_Exercise_: Continue the passage on infants' number discrimination from where it stops.
#### Provided passage
Human brains process large and small numbers of objects using two different mechanisms, but infants have not yet developed the ability to make those two processes work together, according to a study from the University of Missouri.
“This research was the first to show the inability of infants in a single age group to discriminate large and small sets in a single task,” said Kristy vanMarle, assistant professor of psychological sciences in the College of Arts and Science. “Understanding how infants develop the ability to represent and compare numbers could be used to improve early education programs.”
In vanMarle’s study, 10- to 12-month-old infants were presented with two opaque cups. Different numbers of breakfast cereal pieces were hidden in each cup while the infants watched. The infants were allowed to choose a cup. Four comparisons were tested between different combinations of large and small sets.
Infants consistently chose two food items over one and eight items over four, but chose randomly when asked to compare two versus four and two versus eight.
########
#### Record set
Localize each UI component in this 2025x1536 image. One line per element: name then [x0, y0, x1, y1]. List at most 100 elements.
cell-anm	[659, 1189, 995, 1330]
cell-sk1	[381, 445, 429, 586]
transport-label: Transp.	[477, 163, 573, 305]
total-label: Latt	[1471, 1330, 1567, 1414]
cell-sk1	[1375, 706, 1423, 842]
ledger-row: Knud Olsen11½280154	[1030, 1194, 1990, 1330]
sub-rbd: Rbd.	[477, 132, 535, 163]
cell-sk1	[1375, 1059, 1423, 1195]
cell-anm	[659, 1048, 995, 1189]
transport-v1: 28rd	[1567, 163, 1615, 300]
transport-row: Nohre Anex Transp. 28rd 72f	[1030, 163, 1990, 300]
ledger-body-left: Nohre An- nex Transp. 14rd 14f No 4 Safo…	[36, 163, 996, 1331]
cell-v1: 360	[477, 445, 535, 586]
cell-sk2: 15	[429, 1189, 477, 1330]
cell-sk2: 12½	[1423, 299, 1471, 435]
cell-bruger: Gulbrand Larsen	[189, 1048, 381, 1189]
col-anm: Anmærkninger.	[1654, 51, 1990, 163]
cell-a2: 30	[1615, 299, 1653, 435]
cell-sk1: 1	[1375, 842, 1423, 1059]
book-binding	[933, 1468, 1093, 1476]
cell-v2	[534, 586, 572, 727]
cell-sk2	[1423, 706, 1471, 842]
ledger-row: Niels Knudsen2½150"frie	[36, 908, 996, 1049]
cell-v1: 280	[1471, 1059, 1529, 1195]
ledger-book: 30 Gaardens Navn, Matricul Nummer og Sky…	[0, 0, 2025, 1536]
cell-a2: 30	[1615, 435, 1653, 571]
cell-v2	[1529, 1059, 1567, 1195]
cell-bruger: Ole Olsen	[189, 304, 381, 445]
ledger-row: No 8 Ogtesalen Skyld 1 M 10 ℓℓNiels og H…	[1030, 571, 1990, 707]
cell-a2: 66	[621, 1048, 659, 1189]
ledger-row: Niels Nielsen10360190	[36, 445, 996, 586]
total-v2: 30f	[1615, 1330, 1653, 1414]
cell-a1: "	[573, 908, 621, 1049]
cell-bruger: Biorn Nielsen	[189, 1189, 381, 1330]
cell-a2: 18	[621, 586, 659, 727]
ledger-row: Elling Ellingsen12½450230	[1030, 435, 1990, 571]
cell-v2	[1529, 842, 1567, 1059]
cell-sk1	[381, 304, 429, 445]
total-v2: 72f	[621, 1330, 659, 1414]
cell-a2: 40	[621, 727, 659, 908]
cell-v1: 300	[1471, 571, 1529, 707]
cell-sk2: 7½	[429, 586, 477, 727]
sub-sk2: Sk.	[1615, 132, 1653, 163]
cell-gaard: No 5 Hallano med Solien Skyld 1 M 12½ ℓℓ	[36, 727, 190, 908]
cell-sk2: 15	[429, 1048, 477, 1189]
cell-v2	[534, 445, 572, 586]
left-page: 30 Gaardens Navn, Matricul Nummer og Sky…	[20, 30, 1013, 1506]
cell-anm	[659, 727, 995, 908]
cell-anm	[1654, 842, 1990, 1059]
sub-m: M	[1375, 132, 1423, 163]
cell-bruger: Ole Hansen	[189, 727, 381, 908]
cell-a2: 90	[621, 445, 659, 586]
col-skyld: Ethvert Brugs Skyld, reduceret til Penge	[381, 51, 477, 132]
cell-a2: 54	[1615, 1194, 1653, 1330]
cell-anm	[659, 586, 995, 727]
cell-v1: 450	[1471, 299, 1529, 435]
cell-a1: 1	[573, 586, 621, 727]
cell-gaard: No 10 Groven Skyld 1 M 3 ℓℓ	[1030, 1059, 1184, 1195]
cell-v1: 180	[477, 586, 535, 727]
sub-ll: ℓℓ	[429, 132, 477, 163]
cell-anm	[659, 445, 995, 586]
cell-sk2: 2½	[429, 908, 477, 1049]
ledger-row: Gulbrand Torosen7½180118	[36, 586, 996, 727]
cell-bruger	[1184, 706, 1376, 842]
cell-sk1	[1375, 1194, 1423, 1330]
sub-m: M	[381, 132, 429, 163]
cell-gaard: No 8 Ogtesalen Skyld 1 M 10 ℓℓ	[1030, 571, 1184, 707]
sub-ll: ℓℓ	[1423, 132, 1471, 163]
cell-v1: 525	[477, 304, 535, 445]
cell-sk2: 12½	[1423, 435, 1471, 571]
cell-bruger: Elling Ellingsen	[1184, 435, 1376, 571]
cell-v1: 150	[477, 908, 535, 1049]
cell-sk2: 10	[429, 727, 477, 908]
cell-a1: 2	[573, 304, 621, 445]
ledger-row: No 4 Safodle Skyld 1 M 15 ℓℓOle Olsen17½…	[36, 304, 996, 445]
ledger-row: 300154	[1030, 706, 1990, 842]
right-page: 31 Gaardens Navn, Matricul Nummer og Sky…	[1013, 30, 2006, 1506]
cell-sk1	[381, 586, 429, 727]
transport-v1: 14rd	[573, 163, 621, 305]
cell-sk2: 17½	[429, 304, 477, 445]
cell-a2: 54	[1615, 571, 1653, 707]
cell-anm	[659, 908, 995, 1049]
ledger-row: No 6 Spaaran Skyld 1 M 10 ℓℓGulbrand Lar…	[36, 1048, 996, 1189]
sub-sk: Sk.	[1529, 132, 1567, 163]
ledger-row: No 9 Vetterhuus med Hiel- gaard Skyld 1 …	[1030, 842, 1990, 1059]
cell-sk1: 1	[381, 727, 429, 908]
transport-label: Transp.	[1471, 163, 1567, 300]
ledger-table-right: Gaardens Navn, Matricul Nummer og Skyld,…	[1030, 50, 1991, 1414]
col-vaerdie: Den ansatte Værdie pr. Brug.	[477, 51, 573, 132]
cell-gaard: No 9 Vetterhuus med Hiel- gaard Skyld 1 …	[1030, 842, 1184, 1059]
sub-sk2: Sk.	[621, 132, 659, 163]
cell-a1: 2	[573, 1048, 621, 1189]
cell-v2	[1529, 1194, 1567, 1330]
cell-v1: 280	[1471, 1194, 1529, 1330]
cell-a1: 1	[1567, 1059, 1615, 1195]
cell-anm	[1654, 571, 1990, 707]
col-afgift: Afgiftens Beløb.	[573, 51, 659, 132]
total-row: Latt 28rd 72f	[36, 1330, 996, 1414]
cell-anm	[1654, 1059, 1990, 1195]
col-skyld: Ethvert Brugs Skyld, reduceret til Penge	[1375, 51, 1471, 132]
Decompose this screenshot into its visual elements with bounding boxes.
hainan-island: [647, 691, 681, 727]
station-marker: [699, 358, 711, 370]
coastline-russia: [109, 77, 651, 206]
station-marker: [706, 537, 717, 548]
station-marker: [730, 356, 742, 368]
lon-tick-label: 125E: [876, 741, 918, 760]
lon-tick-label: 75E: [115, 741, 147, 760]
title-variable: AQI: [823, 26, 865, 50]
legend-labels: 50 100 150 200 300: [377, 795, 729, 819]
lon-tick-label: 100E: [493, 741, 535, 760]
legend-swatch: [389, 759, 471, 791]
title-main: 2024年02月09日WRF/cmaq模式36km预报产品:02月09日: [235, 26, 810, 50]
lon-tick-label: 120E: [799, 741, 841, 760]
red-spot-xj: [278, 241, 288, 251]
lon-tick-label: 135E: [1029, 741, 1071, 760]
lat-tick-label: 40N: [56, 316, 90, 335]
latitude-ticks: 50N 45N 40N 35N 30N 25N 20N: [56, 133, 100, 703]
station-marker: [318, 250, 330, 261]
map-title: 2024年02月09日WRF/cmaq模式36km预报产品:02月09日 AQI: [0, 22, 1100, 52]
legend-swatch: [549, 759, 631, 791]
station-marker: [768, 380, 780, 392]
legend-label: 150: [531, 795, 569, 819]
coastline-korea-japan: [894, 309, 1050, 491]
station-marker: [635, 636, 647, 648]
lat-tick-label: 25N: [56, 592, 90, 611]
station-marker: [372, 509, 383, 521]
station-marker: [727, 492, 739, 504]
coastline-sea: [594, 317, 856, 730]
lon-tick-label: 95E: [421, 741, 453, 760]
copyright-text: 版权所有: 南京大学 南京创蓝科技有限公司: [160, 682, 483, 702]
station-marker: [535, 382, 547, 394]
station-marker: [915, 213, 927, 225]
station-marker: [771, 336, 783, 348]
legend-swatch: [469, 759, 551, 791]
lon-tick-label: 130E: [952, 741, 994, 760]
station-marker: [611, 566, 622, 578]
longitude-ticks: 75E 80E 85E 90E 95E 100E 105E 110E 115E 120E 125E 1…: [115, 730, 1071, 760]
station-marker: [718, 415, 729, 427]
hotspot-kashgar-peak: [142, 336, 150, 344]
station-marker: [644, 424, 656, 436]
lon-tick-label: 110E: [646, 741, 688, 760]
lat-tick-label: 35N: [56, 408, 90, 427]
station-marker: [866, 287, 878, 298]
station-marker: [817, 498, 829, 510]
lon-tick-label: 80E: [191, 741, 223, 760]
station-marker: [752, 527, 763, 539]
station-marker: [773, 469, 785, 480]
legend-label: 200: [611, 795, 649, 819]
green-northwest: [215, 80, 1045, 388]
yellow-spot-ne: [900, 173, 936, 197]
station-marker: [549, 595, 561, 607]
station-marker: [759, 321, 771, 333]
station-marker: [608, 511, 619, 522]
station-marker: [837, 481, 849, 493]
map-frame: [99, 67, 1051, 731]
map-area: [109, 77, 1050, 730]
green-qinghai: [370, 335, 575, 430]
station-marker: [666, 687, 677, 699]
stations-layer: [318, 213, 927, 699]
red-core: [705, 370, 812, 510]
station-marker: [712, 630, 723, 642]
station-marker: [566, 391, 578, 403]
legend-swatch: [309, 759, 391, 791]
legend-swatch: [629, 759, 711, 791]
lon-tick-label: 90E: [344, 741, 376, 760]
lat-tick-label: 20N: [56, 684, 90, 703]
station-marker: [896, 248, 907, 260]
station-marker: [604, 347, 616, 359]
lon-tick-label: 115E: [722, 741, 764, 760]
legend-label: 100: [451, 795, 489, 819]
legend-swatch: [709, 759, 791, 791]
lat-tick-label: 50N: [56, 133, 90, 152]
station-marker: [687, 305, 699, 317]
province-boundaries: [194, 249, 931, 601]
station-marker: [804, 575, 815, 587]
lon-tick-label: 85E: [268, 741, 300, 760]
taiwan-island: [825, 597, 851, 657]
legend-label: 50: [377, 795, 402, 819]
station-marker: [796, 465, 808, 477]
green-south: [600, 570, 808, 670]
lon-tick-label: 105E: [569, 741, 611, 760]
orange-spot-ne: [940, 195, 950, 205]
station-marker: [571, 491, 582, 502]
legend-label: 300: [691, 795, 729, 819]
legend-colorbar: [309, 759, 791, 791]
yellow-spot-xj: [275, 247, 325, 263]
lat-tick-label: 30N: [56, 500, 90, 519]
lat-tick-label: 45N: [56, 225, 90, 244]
########
_Output for this exercise_:
“Being unable to determine that eight is larger than two would put an organism at a serious disadvantage,” vanMarle said. “However, ongoing studies in my lab suggest that the capacity to compare small and large sets seems to develop before age two.”
The ability to make judgments about the relative number of objects in a group has evolutionary roots.
Dozens of species — including some fish, monkeys and birds — have shown the ability to recognize numerical differences in laboratory studies.
VanMarle speculated that being unable to compare large and small sets early in infancy might not have been problematic during human evolution because young children probably received most of their food and protection from caregivers.